- **Problem requirements**:
Gather from the listing below each line that includes the word "this", and copy it.
------------------------------------------------------------
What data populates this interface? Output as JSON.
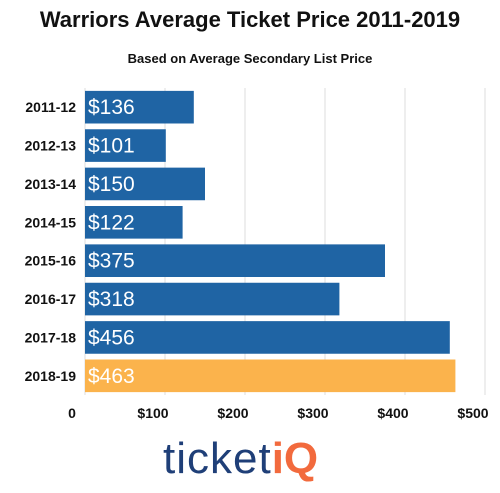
{
  "brand": {
    "logo_text": "ticketiQ",
    "colors": {
      "primary_bar": "#1f64a4",
      "highlight_bar": "#fbb34c",
      "logo_navy": "#1f3f78",
      "logo_orange": "#f26a3d"
    }
  },
  "chart_data": {
    "type": "bar",
    "orientation": "horizontal",
    "title": "Warriors Average Ticket Price 2011-2019",
    "subtitle": "Based on Average Secondary List Price",
    "categories": [
      "2011-12",
      "2012-13",
      "2013-14",
      "2014-15",
      "2015-16",
      "2016-17",
      "2017-18",
      "2018-19"
    ],
    "values": [
      136,
      101,
      150,
      122,
      375,
      318,
      456,
      463
    ],
    "data_labels": [
      "$136",
      "$101",
      "$150",
      "$122",
      "$375",
      "$318",
      "$456",
      "$463"
    ],
    "highlight_category": "2018-19",
    "xlim": [
      0,
      500
    ],
    "x_ticks": [
      0,
      100,
      200,
      300,
      400,
      500
    ],
    "x_tick_labels": [
      "0",
      "$100",
      "$200",
      "$300",
      "$400",
      "$500"
    ],
    "grid": true,
    "legend": "none"
  }
}
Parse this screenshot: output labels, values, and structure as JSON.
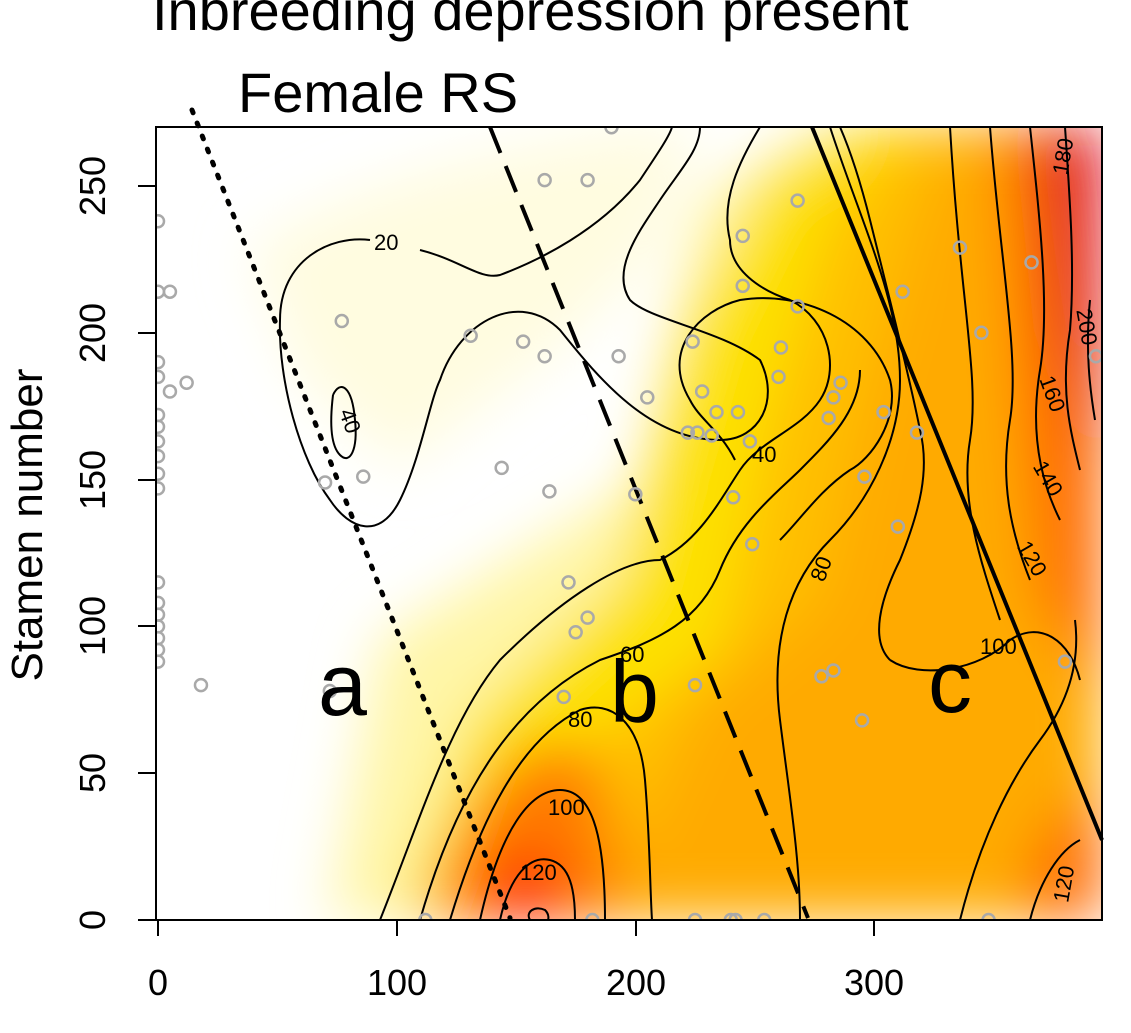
------------------------------------------------------------
- **Response**:
What data populates this interface? Output as JSON.
Parse this screenshot: output labels, values, and structure as JSON.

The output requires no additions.